● LISTING

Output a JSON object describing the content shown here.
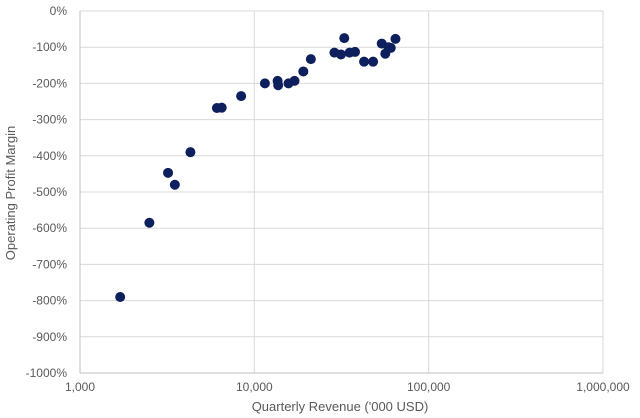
{
  "chart_data": {
    "type": "scatter",
    "xlabel": "Quarterly Revenue ('000 USD)",
    "ylabel": "Operating Profit Margin",
    "x_scale": "log",
    "xlim": [
      1000,
      1000000
    ],
    "ylim": [
      -1000,
      0
    ],
    "x_ticks": [
      1000,
      10000,
      100000,
      1000000
    ],
    "x_tick_labels": [
      "1,000",
      "10,000",
      "100,000",
      "1,000,000"
    ],
    "y_ticks": [
      0,
      -100,
      -200,
      -300,
      -400,
      -500,
      -600,
      -700,
      -800,
      -900,
      -1000
    ],
    "y_tick_labels": [
      "0%",
      "-100%",
      "-200%",
      "-300%",
      "-400%",
      "-500%",
      "-600%",
      "-700%",
      "-800%",
      "-900%",
      "-1000%"
    ],
    "grid": true,
    "marker_color": "#0d1f5c",
    "points": [
      {
        "x": 1700,
        "y": -790
      },
      {
        "x": 2500,
        "y": -585
      },
      {
        "x": 3200,
        "y": -447
      },
      {
        "x": 3500,
        "y": -480
      },
      {
        "x": 4300,
        "y": -390
      },
      {
        "x": 6100,
        "y": -268
      },
      {
        "x": 6500,
        "y": -267
      },
      {
        "x": 8400,
        "y": -235
      },
      {
        "x": 11500,
        "y": -200
      },
      {
        "x": 13600,
        "y": -193
      },
      {
        "x": 13700,
        "y": -205
      },
      {
        "x": 15700,
        "y": -200
      },
      {
        "x": 17000,
        "y": -193
      },
      {
        "x": 19100,
        "y": -167
      },
      {
        "x": 21100,
        "y": -133
      },
      {
        "x": 28800,
        "y": -115
      },
      {
        "x": 31400,
        "y": -120
      },
      {
        "x": 32800,
        "y": -75
      },
      {
        "x": 35200,
        "y": -115
      },
      {
        "x": 37800,
        "y": -113
      },
      {
        "x": 42600,
        "y": -140
      },
      {
        "x": 48000,
        "y": -140
      },
      {
        "x": 53800,
        "y": -90
      },
      {
        "x": 56400,
        "y": -118
      },
      {
        "x": 58800,
        "y": -100
      },
      {
        "x": 60600,
        "y": -102
      },
      {
        "x": 64500,
        "y": -77
      }
    ]
  }
}
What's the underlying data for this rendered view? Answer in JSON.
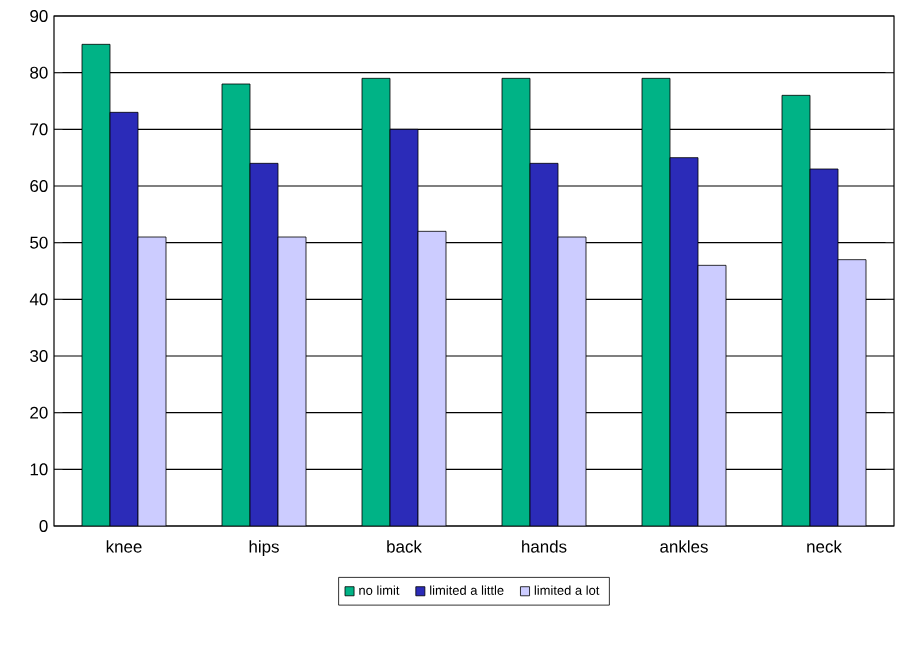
{
  "chart_data": {
    "type": "bar",
    "categories": [
      "knee",
      "hips",
      "back",
      "hands",
      "ankles",
      "neck"
    ],
    "series": [
      {
        "name": "no limit",
        "color": "#00b386",
        "values": [
          85,
          78,
          79,
          79,
          79,
          76
        ]
      },
      {
        "name": "limited a little",
        "color": "#2b2bb8",
        "values": [
          73,
          64,
          70,
          64,
          65,
          63
        ]
      },
      {
        "name": "limited a lot",
        "color": "#ccccff",
        "values": [
          51,
          51,
          52,
          51,
          46,
          47
        ]
      }
    ],
    "ylim": [
      0,
      90
    ],
    "yticks": [
      0,
      10,
      20,
      30,
      40,
      50,
      60,
      70,
      80,
      90
    ],
    "grid": "y",
    "legend": "bottom"
  }
}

● OBJECTIVE
Leaving out every picture, copy exactly the lines from the one that contains "What's the underlying" through the end of the entries above.

● TASK RESPONSE
What's the underlying data for this rendered view? Answer in JSON.
{
  "chart_data": {
    "type": "bar",
    "categories": [
      "knee",
      "hips",
      "back",
      "hands",
      "ankles",
      "neck"
    ],
    "series": [
      {
        "name": "no limit",
        "color": "#00b386",
        "values": [
          85,
          78,
          79,
          79,
          79,
          76
        ]
      },
      {
        "name": "limited a little",
        "color": "#2b2bb8",
        "values": [
          73,
          64,
          70,
          64,
          65,
          63
        ]
      },
      {
        "name": "limited a lot",
        "color": "#ccccff",
        "values": [
          51,
          51,
          52,
          51,
          46,
          47
        ]
      }
    ],
    "ylim": [
      0,
      90
    ],
    "yticks": [
      0,
      10,
      20,
      30,
      40,
      50,
      60,
      70,
      80,
      90
    ],
    "grid": "y",
    "legend": "bottom"
  }
}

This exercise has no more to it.